=== DATASET RECORDS ===
****

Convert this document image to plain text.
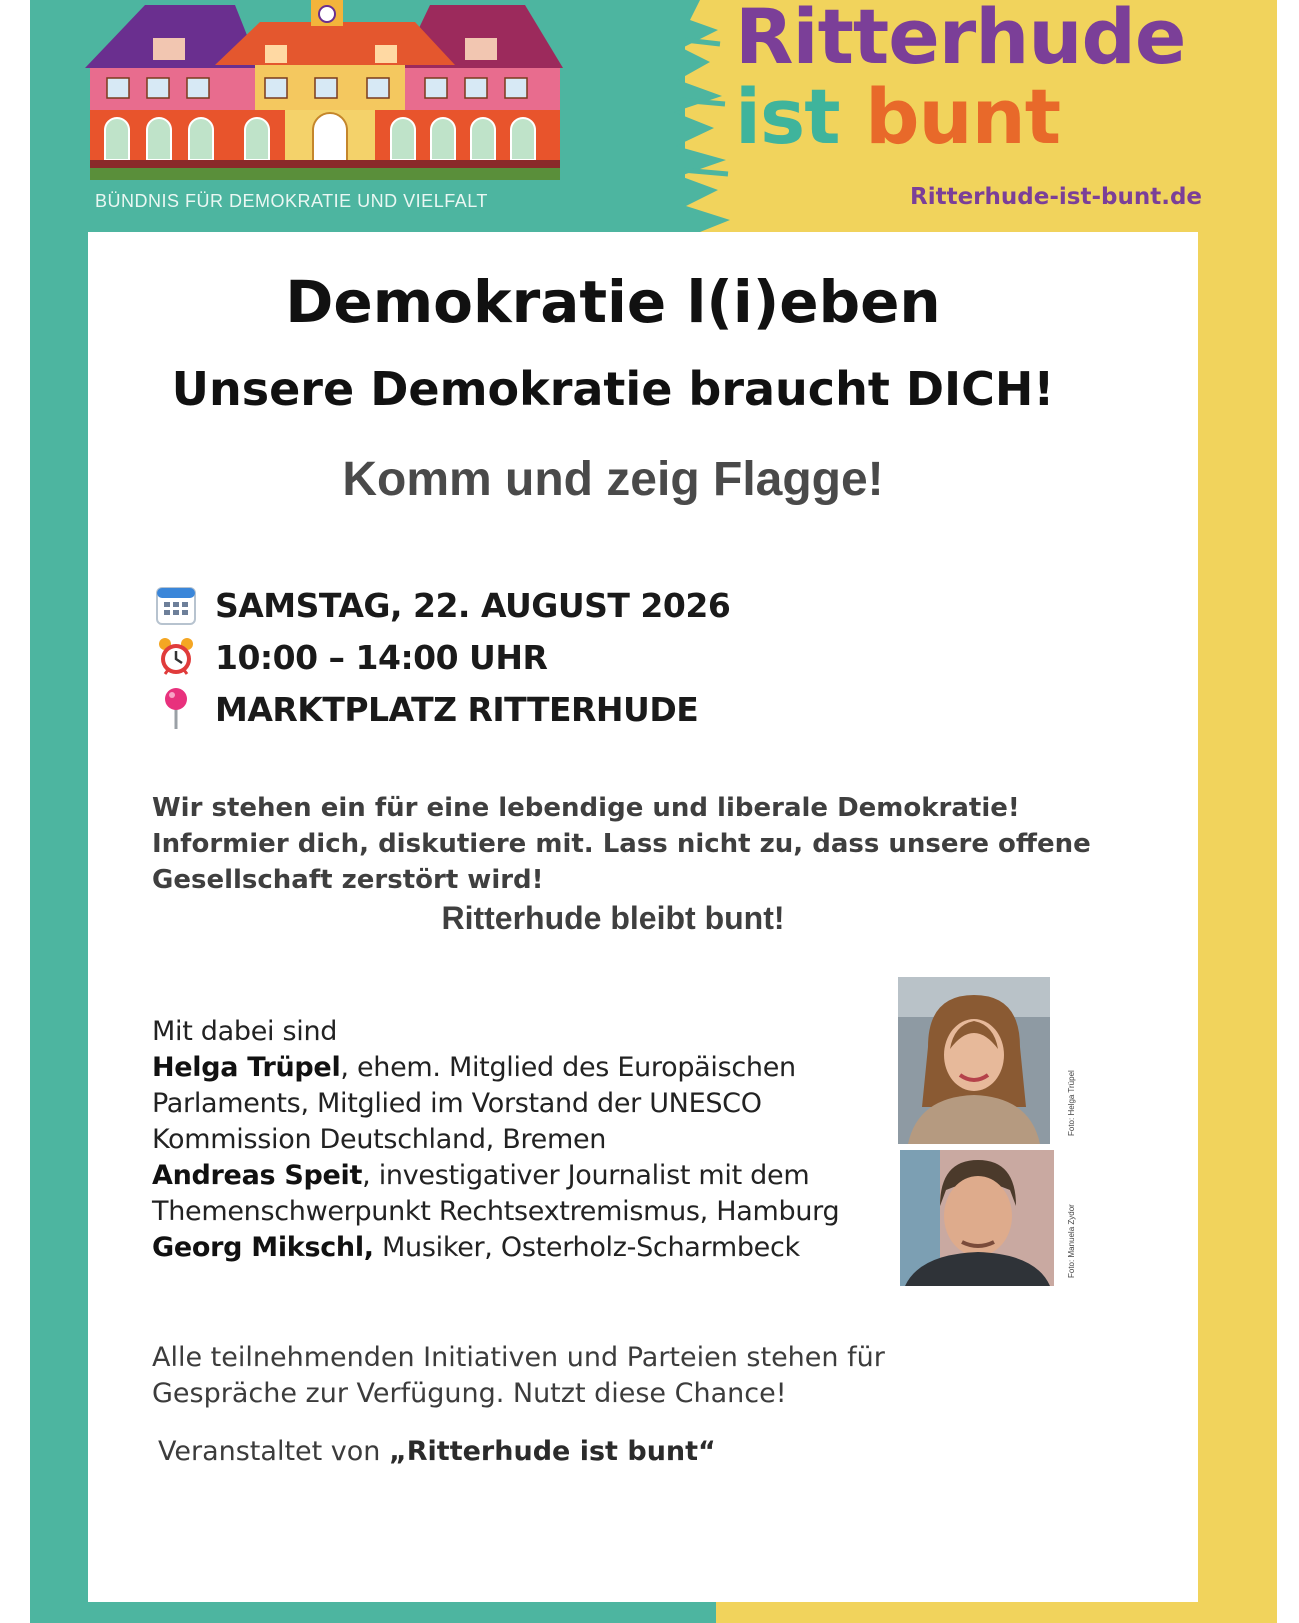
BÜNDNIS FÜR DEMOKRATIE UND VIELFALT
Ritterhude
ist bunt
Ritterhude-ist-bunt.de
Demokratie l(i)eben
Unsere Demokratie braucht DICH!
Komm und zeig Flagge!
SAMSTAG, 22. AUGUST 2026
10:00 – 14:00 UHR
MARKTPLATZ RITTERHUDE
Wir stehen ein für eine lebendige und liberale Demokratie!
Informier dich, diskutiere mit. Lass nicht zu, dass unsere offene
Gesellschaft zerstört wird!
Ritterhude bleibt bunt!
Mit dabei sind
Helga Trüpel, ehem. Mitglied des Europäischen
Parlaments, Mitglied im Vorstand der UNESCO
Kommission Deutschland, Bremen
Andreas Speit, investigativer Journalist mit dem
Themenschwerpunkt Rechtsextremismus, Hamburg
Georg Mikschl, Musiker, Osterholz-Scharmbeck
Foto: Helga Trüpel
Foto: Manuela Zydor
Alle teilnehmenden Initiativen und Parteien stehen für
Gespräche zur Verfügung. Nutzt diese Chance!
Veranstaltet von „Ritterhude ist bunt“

****

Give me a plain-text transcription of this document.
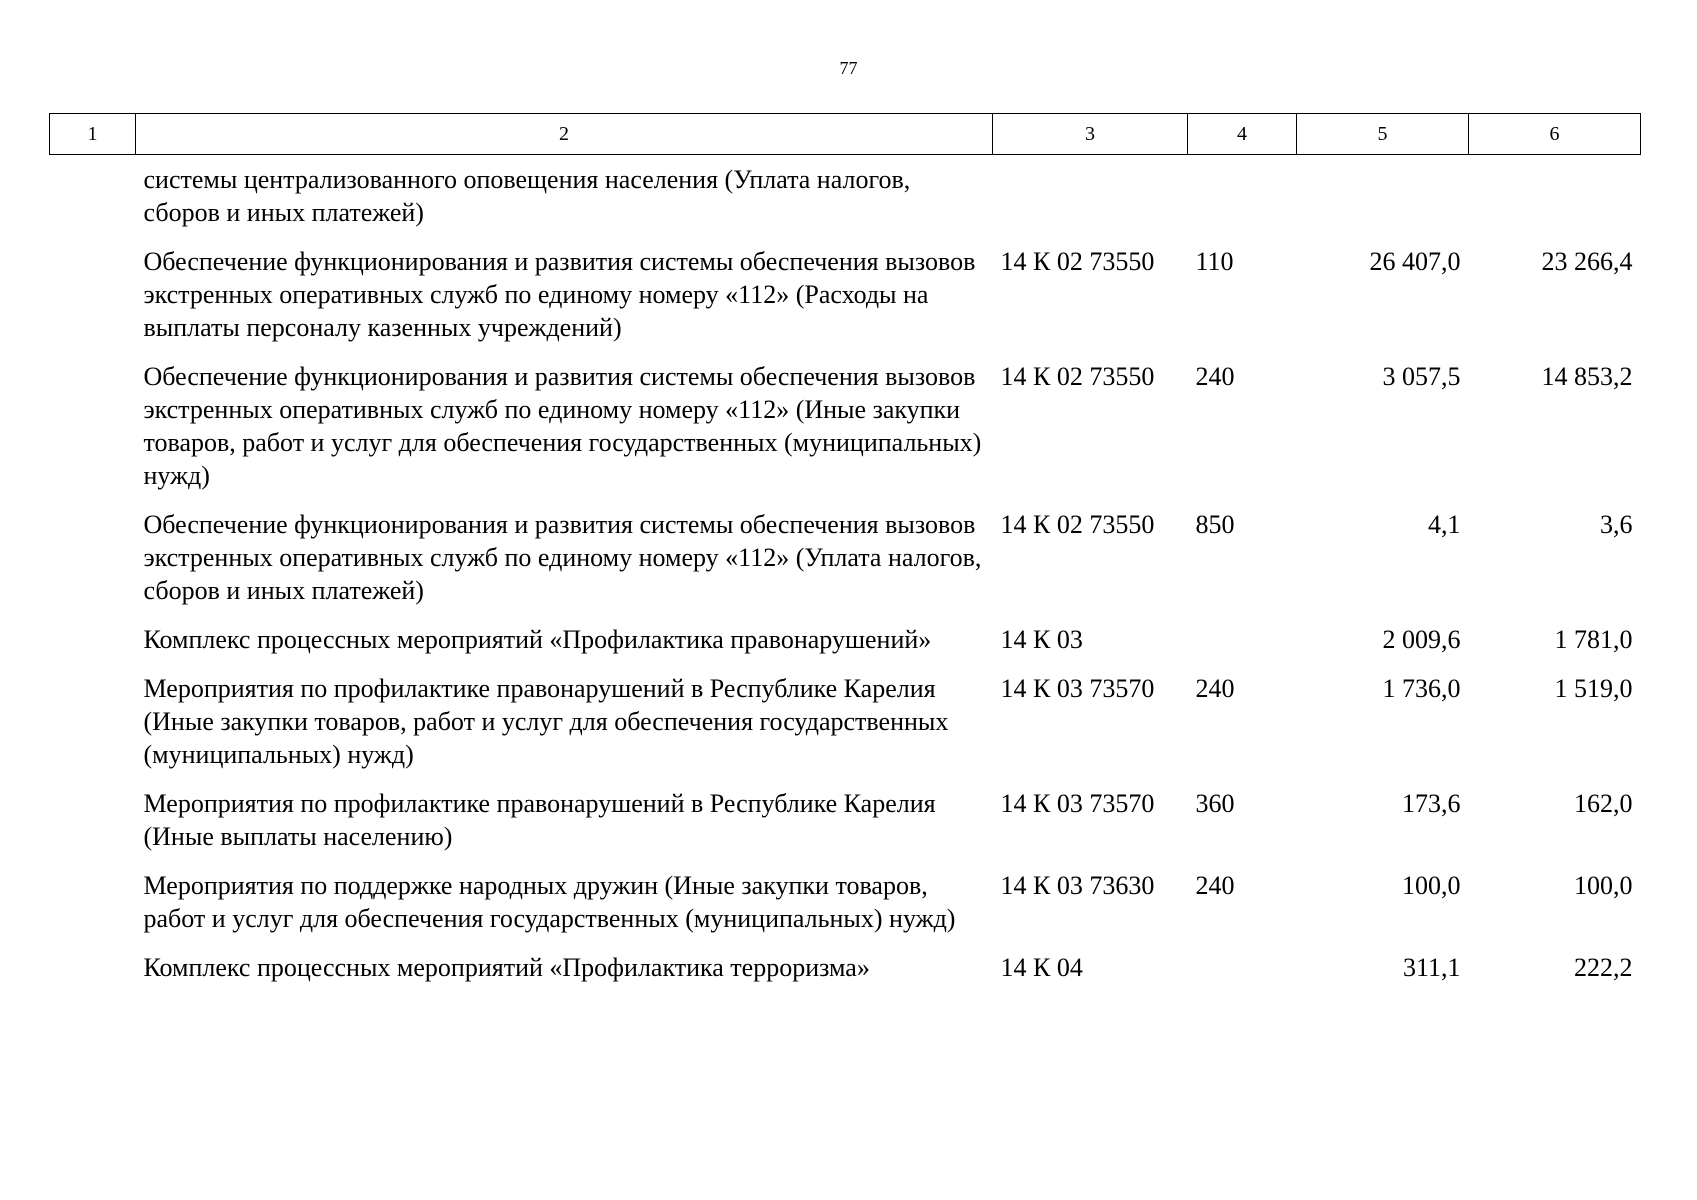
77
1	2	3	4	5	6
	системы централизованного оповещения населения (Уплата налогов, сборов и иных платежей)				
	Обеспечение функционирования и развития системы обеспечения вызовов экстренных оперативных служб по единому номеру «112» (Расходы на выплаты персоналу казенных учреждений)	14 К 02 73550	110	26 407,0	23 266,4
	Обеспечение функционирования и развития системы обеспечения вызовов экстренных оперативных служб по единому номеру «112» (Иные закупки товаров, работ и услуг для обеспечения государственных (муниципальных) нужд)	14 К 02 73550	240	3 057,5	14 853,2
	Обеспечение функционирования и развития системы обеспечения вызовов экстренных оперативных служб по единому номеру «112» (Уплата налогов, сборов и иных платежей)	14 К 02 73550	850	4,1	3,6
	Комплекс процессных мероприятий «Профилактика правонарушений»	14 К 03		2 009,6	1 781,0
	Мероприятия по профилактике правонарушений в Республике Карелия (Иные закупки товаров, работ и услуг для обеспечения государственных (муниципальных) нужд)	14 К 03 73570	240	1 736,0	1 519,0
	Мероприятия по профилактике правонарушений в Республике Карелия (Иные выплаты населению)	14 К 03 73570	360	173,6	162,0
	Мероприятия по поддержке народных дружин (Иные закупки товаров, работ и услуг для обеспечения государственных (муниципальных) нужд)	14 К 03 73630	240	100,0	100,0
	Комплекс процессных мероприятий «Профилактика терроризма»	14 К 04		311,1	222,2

****

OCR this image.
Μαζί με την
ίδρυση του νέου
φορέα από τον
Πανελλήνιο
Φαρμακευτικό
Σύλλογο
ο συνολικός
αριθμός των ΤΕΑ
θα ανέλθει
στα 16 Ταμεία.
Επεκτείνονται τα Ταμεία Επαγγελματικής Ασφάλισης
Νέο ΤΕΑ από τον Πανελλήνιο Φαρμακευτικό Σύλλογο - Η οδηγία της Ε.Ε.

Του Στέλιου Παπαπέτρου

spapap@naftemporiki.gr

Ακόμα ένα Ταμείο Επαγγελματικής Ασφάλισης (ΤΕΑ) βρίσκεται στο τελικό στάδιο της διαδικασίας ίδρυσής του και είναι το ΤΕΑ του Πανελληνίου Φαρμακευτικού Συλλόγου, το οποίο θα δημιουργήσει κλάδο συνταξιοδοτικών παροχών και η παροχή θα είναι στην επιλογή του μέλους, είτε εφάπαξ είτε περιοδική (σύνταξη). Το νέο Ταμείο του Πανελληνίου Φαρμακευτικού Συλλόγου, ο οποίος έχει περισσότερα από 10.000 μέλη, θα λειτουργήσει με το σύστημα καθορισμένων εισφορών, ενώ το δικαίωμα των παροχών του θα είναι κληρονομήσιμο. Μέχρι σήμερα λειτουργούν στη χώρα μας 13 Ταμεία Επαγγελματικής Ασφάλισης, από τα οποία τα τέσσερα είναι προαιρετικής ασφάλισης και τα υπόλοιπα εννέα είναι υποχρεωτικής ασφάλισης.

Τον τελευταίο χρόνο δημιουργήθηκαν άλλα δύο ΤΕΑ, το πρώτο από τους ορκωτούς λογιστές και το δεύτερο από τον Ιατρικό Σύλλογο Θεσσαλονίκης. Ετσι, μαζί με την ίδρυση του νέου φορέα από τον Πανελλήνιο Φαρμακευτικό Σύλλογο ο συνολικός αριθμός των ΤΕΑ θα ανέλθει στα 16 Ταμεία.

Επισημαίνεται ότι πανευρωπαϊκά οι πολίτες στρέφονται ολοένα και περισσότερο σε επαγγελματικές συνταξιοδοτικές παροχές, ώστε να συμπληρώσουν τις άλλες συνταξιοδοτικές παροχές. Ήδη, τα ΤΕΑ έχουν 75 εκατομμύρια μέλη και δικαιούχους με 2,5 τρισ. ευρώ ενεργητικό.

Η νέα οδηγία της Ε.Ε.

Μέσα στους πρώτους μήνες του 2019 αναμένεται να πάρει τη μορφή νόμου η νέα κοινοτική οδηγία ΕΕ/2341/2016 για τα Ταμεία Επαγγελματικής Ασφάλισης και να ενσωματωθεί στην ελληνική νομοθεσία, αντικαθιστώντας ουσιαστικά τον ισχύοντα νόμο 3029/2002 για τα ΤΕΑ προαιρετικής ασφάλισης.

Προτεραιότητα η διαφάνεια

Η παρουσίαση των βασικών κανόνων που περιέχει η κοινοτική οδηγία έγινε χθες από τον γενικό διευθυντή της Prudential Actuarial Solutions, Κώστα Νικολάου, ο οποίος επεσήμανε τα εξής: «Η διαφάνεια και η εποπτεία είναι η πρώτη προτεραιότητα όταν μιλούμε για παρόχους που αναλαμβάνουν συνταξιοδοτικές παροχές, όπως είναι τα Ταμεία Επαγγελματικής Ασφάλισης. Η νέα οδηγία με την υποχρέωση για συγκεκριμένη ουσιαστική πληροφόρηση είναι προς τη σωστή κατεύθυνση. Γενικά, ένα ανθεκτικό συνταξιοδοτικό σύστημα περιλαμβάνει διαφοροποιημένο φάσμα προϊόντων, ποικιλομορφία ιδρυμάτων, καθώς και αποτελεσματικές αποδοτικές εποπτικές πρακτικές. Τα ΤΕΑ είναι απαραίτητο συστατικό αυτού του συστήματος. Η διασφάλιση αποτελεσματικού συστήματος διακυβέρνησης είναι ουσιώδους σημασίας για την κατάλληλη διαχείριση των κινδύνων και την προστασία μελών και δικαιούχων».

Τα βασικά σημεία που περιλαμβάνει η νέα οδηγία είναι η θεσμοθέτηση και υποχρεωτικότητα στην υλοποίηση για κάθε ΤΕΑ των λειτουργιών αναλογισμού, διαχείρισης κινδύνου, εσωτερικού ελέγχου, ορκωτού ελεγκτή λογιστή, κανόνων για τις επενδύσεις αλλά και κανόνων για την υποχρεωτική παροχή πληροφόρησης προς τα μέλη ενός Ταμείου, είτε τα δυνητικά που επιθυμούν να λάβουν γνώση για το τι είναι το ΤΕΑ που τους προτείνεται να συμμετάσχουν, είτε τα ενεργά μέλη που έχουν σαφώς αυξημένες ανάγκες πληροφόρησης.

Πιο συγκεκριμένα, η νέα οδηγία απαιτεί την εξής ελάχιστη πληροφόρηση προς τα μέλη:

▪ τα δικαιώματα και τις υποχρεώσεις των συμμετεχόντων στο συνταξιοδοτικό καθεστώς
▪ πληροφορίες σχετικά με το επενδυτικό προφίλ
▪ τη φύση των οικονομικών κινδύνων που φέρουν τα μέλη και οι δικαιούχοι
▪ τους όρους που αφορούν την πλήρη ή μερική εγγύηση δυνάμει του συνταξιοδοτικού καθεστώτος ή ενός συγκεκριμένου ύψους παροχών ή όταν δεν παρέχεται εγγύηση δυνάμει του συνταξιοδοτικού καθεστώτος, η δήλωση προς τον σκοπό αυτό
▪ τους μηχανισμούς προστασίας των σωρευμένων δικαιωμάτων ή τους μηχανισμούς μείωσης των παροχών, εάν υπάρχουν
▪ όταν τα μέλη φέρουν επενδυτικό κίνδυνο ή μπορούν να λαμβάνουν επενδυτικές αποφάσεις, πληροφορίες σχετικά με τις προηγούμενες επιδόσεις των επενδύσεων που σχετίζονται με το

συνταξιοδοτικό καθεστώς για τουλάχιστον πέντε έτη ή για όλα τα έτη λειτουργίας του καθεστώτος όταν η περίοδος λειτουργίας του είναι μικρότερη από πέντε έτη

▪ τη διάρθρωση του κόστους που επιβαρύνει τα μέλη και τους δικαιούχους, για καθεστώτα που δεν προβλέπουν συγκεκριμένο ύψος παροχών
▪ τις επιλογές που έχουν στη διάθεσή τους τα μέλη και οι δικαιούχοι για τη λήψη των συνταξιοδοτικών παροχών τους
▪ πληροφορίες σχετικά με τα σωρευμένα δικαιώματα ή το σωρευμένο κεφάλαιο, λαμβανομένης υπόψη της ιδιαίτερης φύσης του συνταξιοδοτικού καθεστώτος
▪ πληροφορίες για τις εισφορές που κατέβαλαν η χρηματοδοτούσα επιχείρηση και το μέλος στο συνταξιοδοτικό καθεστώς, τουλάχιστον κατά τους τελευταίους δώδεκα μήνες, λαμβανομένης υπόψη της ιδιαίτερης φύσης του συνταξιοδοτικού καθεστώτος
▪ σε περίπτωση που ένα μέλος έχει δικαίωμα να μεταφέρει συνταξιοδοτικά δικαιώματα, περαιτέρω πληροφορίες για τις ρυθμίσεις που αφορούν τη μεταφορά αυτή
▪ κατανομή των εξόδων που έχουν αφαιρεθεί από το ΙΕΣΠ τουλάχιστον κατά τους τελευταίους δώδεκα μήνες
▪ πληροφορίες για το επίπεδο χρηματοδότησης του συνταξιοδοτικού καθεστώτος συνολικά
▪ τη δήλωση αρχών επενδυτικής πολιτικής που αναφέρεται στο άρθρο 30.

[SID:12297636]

****

Copy all lines above containing the string "bunt".

ist bunt
Ritterhude-ist-bunt.de
Ritterhude bleibt bunt!
Veranstaltet von „Ritterhude ist bunt“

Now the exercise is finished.